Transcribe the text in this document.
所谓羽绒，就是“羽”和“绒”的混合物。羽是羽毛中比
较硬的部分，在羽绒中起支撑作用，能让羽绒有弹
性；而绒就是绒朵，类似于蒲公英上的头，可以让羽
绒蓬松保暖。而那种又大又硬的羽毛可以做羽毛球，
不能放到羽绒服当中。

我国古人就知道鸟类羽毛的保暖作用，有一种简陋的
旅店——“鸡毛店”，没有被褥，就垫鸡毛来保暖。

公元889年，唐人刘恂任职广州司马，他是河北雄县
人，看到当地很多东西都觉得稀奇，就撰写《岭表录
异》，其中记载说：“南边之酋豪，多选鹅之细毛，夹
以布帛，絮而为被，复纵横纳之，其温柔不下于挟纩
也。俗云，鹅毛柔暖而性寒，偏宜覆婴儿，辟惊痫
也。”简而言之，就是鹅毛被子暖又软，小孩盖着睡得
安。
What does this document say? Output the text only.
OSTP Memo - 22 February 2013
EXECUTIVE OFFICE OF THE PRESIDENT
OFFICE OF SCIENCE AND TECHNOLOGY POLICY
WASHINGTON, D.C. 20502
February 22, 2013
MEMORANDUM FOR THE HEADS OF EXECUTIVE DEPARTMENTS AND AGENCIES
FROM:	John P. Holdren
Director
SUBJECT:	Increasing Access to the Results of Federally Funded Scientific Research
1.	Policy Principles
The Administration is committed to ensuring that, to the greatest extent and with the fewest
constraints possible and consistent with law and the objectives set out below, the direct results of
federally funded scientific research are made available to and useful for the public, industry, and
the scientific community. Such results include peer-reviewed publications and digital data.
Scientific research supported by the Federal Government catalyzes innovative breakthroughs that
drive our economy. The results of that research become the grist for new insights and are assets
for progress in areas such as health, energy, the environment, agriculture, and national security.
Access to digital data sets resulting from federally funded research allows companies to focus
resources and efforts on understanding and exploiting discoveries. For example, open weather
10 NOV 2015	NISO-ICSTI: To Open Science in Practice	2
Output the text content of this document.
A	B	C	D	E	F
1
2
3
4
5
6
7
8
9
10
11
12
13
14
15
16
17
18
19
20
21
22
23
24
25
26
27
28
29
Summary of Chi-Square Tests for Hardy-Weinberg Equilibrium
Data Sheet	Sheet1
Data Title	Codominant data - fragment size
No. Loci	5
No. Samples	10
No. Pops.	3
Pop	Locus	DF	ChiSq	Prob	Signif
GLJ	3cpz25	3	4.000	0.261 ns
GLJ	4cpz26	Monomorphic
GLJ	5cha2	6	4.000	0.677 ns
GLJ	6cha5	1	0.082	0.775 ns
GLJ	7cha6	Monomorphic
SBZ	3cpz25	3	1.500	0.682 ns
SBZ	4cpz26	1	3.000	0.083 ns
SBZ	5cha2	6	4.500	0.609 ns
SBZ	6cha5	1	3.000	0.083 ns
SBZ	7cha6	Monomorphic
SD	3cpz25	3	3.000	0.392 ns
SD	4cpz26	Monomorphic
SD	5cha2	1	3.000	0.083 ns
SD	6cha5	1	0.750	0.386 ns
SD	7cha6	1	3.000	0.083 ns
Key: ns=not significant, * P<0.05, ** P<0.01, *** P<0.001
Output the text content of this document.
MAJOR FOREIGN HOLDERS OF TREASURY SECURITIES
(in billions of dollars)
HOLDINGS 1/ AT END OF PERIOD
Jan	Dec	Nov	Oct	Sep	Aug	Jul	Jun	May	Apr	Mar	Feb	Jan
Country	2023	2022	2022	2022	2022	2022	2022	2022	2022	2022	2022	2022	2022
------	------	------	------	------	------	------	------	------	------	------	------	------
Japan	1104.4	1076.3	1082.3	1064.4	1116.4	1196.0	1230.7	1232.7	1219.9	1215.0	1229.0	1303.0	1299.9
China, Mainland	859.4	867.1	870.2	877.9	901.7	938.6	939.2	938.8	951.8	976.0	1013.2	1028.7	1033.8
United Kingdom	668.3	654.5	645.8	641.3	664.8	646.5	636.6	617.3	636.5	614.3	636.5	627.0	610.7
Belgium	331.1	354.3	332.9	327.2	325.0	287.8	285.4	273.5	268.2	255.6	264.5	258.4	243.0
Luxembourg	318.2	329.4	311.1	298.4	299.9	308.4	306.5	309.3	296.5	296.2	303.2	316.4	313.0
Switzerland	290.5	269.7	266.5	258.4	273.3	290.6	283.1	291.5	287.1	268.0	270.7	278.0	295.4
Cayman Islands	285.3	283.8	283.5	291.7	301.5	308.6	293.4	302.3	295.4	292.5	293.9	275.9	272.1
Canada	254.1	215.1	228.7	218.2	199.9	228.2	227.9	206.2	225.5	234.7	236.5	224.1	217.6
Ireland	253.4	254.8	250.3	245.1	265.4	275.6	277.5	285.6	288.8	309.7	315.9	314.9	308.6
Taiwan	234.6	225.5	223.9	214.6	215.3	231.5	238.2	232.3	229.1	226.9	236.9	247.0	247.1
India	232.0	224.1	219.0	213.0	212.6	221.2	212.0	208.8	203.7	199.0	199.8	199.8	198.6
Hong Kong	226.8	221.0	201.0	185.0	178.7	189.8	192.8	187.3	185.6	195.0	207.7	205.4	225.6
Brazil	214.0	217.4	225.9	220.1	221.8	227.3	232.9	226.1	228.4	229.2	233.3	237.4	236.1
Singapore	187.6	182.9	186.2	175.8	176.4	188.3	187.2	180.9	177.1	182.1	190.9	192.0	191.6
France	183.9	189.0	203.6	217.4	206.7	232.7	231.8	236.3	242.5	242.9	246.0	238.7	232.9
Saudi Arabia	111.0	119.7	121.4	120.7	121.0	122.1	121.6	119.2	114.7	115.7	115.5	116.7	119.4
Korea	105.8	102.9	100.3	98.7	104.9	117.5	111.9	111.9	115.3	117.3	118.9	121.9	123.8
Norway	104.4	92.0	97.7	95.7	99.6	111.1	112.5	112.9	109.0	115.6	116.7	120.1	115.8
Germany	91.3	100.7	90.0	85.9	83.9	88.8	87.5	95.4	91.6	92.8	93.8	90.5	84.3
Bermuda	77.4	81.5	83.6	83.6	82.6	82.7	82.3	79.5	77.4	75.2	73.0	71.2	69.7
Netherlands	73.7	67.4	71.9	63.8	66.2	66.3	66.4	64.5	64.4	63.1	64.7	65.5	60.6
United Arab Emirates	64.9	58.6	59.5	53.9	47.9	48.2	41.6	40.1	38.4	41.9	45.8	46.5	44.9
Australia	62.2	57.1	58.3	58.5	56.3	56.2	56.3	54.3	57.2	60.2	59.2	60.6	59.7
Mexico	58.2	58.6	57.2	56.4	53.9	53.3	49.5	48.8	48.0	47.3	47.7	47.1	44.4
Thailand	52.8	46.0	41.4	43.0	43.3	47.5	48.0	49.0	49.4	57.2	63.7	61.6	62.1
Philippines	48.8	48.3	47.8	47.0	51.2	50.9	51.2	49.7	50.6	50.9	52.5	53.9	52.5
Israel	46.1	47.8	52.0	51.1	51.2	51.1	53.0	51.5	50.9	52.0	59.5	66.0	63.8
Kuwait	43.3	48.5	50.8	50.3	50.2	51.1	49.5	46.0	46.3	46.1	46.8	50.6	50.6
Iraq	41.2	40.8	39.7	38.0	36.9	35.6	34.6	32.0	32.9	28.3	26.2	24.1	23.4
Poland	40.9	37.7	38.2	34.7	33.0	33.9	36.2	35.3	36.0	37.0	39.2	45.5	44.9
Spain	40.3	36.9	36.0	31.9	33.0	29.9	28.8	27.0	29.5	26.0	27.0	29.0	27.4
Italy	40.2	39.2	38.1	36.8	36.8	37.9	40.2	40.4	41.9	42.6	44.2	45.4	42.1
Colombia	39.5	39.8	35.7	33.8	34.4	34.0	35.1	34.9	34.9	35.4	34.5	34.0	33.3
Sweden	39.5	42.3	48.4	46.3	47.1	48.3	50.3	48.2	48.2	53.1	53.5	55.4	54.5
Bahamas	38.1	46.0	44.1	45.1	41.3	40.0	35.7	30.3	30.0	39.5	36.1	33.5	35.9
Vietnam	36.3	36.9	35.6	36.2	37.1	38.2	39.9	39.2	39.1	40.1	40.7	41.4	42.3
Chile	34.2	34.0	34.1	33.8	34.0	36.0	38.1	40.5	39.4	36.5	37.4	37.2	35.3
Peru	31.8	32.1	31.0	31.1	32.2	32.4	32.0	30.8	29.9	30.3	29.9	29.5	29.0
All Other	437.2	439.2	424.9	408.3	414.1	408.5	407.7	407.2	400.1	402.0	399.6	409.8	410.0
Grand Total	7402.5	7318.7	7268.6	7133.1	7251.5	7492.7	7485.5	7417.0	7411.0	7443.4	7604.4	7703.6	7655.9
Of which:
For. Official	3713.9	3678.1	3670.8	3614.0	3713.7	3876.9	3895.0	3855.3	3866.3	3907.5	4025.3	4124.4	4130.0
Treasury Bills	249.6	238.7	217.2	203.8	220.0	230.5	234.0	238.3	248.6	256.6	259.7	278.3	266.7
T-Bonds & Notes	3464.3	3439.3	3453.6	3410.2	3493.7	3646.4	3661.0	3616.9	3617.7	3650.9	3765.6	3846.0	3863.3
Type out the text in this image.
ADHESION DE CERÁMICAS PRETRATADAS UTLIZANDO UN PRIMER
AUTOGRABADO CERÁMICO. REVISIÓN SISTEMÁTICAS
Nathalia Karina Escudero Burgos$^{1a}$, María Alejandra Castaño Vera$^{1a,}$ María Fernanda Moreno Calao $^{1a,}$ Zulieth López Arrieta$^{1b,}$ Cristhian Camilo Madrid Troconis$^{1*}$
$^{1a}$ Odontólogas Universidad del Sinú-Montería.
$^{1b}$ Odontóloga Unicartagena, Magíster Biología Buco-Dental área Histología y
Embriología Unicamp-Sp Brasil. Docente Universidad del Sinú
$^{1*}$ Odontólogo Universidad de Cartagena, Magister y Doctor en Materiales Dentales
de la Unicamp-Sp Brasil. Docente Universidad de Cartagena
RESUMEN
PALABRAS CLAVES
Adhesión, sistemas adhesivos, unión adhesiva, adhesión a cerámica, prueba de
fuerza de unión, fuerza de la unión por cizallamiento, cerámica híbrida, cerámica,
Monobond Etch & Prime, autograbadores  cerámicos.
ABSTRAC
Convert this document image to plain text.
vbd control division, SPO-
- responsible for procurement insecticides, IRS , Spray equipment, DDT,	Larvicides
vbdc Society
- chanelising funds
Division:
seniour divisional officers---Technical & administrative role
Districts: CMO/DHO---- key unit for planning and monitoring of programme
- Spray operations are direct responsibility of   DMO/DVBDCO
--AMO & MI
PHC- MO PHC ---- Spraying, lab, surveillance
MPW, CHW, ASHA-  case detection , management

-------

Which lines of the material contain the string "Brasil"? List each of them.

**Task solution**
Embriología Unicamp-Sp Brasil. Docente Universidad del Sinú
de la Unicamp-Sp Brasil. Docente Universidad de Cartagena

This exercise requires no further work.